Pull out each line in the entries below that contains the word "with", and copy it as it appears.

INPUT MATERIAL:
◆ ◆ ◆

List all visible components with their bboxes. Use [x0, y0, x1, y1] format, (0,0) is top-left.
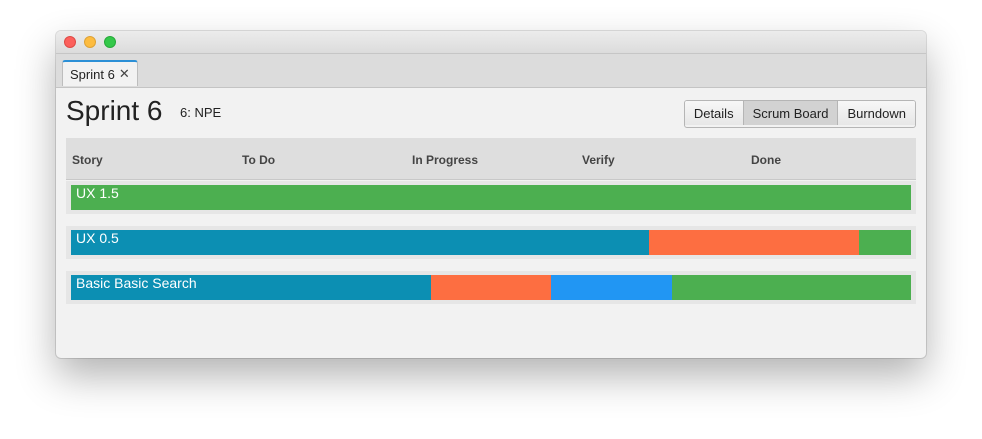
tab-label: Sprint 6 — [70, 66, 115, 82]
story-progress-bar — [71, 185, 911, 210]
details-button[interactable]: Details — [684, 101, 744, 125]
story-row[interactable]: UX 1.5 — [66, 181, 916, 214]
column-header-done: Done — [751, 153, 781, 167]
bar-segment-done — [671, 275, 911, 300]
story-row[interactable]: Basic Basic Search — [66, 271, 916, 304]
board-header: Story To Do In Progress Verify Done — [66, 138, 916, 180]
view-switcher: Details Scrum Board Burndown — [683, 100, 916, 128]
minimize-window-button[interactable] — [84, 36, 96, 48]
burndown-button[interactable]: Burndown — [838, 101, 915, 125]
close-window-button[interactable] — [64, 36, 76, 48]
tab-close-icon[interactable]: ✕ — [119, 66, 130, 82]
story-progress-bar — [71, 275, 911, 300]
bar-segment-done — [858, 230, 911, 255]
bar-segment-verify — [551, 275, 672, 300]
story-name: Basic Basic Search — [76, 275, 197, 291]
column-header-verify: Verify — [582, 153, 615, 167]
tab-strip: Sprint 6 ✕ — [56, 54, 926, 88]
column-header-story: Story — [72, 153, 103, 167]
bar-segment-done — [71, 185, 911, 210]
story-row[interactable]: UX 0.5 — [66, 226, 916, 259]
tab-sprint-6[interactable]: Sprint 6 ✕ — [62, 60, 138, 86]
story-name: UX 0.5 — [76, 230, 119, 246]
page-title: Sprint 6 — [66, 95, 163, 126]
title-bar — [56, 31, 926, 54]
column-header-in-progress: In Progress — [412, 153, 479, 167]
app-window: Sprint 6 ✕ Sprint 6 6: NPE Details Scrum… — [56, 31, 926, 358]
maximize-window-button[interactable] — [104, 36, 116, 48]
bar-segment-to-do — [71, 230, 649, 255]
column-header-to-do: To Do — [242, 153, 276, 167]
bar-segment-in-progress — [431, 275, 552, 300]
story-progress-bar — [71, 230, 911, 255]
story-name: UX 1.5 — [76, 185, 119, 201]
bar-segment-in-progress — [648, 230, 859, 255]
scrum-board-button[interactable]: Scrum Board — [743, 101, 839, 125]
sprint-subtitle: 6: NPE — [180, 105, 222, 120]
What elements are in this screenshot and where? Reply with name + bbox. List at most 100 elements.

◆ ◆ ◆

CORRECT RESPONSE:
List all visible components with their bboxes. Use [x0, y0, x1, y1] format, (0,0) is top-left.
What elements are in this screenshot and where? Reply with name + bbox. List at most 100 elements.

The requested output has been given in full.